Materials provided:
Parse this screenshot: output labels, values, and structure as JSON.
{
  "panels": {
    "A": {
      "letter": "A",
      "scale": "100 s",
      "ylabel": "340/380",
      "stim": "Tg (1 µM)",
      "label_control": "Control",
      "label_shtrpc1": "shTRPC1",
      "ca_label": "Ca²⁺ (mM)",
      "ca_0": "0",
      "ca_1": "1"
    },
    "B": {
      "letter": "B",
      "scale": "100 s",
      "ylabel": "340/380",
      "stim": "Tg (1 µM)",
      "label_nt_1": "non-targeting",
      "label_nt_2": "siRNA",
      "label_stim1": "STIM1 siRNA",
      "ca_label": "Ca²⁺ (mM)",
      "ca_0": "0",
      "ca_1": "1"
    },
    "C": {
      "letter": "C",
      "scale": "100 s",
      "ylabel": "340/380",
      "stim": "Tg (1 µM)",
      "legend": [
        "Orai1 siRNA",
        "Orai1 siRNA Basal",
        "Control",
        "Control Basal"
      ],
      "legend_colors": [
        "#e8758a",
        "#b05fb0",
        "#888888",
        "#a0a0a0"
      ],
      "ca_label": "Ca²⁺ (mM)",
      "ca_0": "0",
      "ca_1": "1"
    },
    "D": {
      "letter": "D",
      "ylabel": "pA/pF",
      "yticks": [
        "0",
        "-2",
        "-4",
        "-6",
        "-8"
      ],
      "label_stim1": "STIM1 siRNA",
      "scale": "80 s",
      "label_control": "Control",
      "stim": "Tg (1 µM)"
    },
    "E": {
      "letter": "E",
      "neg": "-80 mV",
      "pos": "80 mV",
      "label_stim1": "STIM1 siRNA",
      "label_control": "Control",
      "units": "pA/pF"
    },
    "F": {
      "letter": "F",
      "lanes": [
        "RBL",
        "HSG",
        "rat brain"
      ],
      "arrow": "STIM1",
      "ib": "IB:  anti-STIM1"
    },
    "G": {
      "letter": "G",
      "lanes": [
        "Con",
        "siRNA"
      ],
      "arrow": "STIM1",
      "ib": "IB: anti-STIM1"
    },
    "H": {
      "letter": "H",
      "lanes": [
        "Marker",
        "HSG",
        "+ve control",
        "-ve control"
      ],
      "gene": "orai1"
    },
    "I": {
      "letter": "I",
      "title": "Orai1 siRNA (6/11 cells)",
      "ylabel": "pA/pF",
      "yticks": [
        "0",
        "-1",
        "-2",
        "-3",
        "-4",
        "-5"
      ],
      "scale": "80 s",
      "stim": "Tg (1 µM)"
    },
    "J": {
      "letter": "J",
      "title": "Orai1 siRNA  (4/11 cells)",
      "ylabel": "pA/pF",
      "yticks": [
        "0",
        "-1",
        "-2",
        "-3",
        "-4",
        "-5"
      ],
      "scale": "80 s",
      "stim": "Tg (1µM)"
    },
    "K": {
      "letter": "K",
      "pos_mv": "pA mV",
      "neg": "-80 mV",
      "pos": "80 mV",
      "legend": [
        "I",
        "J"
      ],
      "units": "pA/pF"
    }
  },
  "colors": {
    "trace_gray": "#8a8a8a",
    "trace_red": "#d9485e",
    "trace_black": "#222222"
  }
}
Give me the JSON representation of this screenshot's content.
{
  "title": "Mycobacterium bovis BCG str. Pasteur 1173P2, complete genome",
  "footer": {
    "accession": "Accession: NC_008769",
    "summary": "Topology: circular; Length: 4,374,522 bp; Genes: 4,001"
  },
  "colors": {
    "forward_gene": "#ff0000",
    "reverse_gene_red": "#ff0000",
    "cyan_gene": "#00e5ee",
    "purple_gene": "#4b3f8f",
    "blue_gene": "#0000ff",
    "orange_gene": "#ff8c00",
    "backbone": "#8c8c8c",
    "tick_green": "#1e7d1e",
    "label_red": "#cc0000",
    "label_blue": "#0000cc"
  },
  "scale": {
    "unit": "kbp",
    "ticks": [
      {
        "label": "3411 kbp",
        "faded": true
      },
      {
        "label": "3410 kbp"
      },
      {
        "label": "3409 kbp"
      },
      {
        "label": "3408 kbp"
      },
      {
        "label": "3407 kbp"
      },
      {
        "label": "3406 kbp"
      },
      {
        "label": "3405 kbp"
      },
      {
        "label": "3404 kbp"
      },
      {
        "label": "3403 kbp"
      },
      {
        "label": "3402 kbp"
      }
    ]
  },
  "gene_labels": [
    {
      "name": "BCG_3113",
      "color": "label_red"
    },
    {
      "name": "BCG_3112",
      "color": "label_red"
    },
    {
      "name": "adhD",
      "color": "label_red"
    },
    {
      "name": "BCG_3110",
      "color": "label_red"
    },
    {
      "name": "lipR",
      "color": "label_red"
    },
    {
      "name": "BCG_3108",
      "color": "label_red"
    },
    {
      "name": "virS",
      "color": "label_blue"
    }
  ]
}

What to do:
Copy out each line of the records where the word "siRNA" appears.

Exercise solution:
      "label_nt_2": "siRNA",
      "label_stim1": "STIM1 siRNA",
        "Orai1 siRNA",
        "Orai1 siRNA Basal",
      "label_stim1": "STIM1 siRNA",
      "label_stim1": "STIM1 siRNA",
        "siRNA"
      "title": "Orai1 siRNA (6/11 cells)",
      "title": "Orai1 siRNA  (4/11 cells)",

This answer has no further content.